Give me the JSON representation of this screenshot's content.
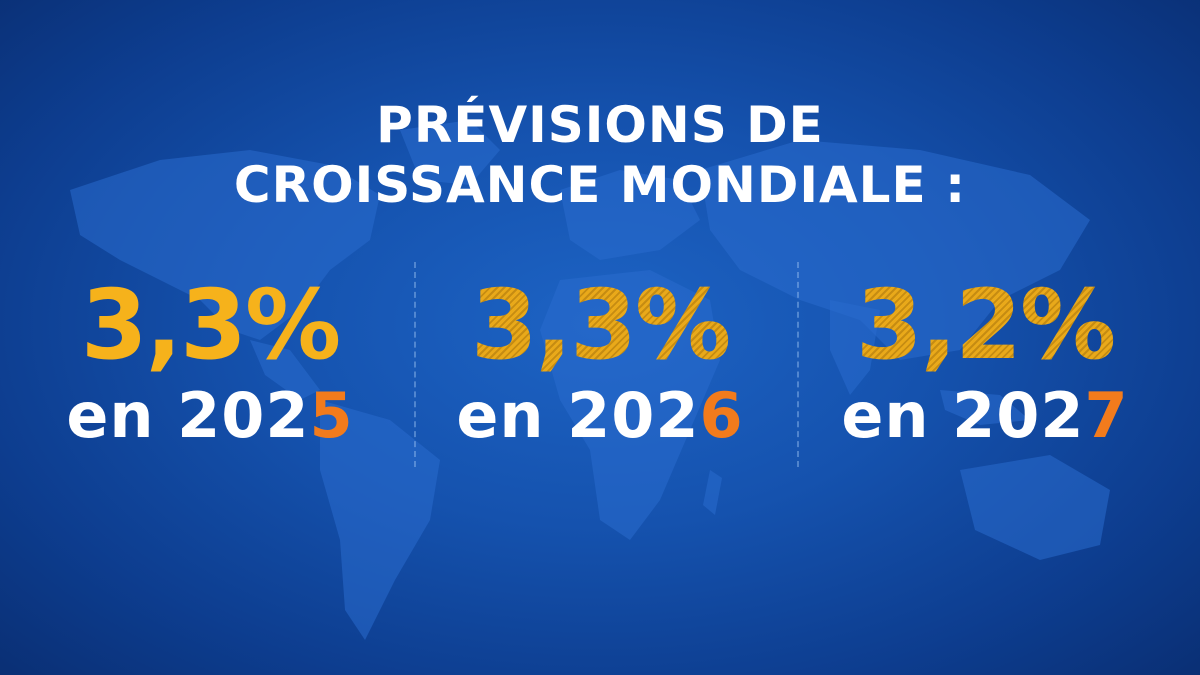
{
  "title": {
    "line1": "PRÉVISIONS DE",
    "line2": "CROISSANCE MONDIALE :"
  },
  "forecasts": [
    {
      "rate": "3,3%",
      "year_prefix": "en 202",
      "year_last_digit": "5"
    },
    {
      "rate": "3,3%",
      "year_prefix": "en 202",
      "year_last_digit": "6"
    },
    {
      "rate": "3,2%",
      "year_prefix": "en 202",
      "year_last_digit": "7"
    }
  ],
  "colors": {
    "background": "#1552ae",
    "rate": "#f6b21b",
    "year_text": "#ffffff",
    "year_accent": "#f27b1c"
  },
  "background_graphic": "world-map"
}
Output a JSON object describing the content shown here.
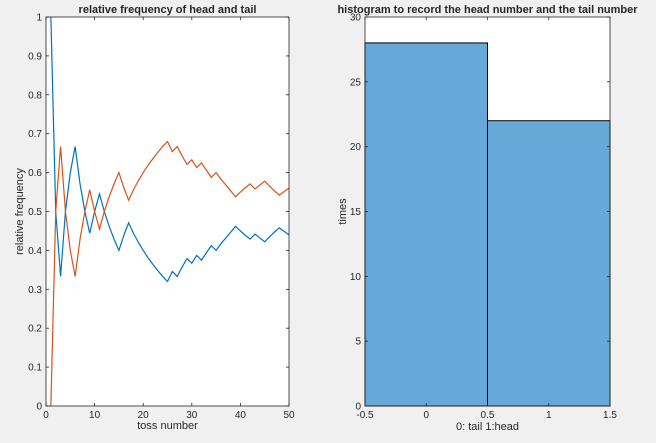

* * *

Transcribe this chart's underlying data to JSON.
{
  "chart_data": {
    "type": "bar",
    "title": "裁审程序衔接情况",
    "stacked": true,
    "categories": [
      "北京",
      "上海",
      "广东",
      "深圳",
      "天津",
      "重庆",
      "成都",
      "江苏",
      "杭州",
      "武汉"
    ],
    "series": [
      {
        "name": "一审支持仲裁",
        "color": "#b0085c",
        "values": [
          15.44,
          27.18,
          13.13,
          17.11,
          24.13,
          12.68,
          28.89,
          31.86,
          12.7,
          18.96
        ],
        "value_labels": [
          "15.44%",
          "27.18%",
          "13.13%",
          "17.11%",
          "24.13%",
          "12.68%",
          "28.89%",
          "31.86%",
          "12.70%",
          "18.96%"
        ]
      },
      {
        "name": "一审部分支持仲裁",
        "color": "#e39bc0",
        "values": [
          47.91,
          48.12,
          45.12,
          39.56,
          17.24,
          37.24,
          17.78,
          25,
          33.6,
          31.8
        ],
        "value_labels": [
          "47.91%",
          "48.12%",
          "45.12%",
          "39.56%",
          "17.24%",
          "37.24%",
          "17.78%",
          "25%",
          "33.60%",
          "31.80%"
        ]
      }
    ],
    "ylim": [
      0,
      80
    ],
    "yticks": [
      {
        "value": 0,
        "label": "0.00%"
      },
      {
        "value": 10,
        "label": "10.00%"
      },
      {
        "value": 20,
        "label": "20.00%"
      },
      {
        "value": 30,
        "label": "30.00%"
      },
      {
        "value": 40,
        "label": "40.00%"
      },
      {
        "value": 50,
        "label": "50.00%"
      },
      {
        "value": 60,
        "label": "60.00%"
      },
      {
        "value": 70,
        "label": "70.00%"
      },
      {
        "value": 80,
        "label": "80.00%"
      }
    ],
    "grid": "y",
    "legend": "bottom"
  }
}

__EXERCISE INSTRUCTIONS__:
The first line to give again is the one with "Give me the", and the last is the one with "Output a JSON". Repeat them and everything between exactly, minus the pictures.

__SOLUTION TO THIS PROBLEM__:
Give me the JSON representation of this screenshot's content.
{
  "title": {
    "line1": "PRÉVISIONS DE",
    "line2": "CROISSANCE MONDIALE :"
  },
  "forecasts": [
    {
      "rate": "3,3%",
      "year_prefix": "en 202",
      "year_last_digit": "5"
    },
    {
      "rate": "3,3%",
      "year_prefix": "en 202",
      "year_last_digit": "6"
    },
    {
      "rate": "3,2%",
      "year_prefix": "en 202",
      "year_last_digit": "7"
    }
  ],
  "colors": {
    "background": "#1552ae",
    "rate": "#f6b21b",
    "year_text": "#ffffff",
    "year_accent": "#f27b1c"
  },
  "background_graphic": "world-map"
}
Output a JSON object describing the content shown here.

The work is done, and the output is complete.